What to produce. Copy each line in which the string "chiqarish" occurs.

----- Given records

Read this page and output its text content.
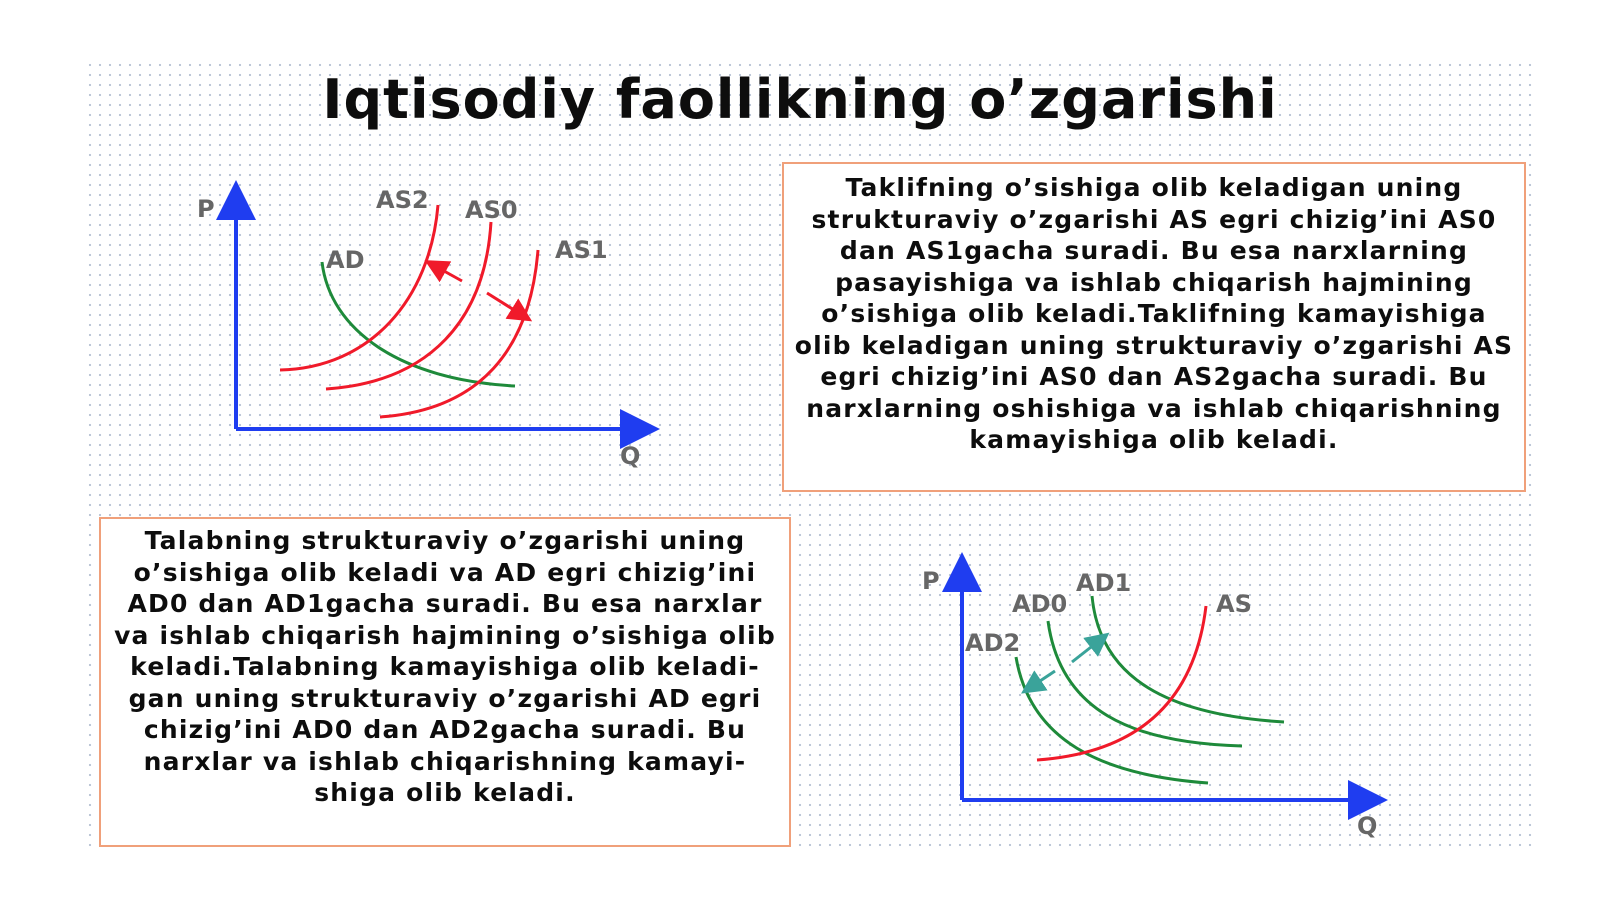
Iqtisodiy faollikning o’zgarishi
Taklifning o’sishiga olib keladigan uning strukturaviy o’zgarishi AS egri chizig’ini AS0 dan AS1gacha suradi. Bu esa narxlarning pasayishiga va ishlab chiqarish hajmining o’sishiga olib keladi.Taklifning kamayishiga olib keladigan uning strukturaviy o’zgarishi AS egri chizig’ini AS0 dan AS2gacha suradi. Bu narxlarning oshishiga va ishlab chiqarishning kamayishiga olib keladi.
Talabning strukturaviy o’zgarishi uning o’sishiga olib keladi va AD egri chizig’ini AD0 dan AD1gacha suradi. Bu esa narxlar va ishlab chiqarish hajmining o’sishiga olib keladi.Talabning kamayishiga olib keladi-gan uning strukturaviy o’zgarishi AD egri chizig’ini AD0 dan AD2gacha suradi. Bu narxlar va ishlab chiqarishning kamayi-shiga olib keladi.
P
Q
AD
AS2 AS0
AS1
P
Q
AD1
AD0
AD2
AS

----------
----- Given records

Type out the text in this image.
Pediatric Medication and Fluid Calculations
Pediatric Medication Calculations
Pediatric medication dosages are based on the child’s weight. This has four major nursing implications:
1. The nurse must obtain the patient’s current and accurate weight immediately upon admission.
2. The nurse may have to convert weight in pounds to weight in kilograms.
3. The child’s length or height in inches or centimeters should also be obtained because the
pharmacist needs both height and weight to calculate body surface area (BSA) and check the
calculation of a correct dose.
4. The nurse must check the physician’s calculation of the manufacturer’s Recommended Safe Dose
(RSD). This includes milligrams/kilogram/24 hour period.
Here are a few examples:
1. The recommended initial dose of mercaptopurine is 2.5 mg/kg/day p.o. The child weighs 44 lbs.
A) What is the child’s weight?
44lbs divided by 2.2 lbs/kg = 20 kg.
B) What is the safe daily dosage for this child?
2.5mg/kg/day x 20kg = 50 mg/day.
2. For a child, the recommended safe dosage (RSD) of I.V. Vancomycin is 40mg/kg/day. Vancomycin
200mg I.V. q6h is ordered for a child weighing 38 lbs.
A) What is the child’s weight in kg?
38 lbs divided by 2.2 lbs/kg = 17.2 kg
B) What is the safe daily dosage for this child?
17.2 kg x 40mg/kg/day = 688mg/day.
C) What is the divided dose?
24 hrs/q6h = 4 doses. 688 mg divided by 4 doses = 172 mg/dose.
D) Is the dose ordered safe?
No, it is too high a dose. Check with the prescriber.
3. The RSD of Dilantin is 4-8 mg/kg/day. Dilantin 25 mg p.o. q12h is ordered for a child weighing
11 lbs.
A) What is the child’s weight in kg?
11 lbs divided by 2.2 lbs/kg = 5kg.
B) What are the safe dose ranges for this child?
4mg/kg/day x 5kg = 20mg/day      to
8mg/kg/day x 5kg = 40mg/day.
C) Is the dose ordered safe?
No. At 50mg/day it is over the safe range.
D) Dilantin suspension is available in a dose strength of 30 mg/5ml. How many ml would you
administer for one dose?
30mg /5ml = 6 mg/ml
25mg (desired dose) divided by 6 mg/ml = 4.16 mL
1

----------

The response.
Taklifning o’sishiga olib keladigan uning strukturaviy o’zgarishi AS egri chizig’ini AS0 dan AS1gacha suradi. Bu esa narxlarning pasayishiga va ishlab chiqarish hajmining o’sishiga olib keladi.Taklifning kamayishiga olib keladigan uning strukturaviy o’zgarishi AS egri chizig’ini AS0 dan AS2gacha suradi. Bu narxlarning oshishiga va ishlab chiqarishning kamayishiga olib keladi.
Talabning strukturaviy o’zgarishi uning o’sishiga olib keladi va AD egri chizig’ini AD0 dan AD1gacha suradi. Bu esa narxlar va ishlab chiqarish hajmining o’sishiga olib keladi.Talabning kamayishiga olib keladi-gan uning strukturaviy o’zgarishi AD egri chizig’ini AD0 dan AD2gacha suradi. Bu narxlar va ishlab chiqarishning kamayi-shiga olib keladi.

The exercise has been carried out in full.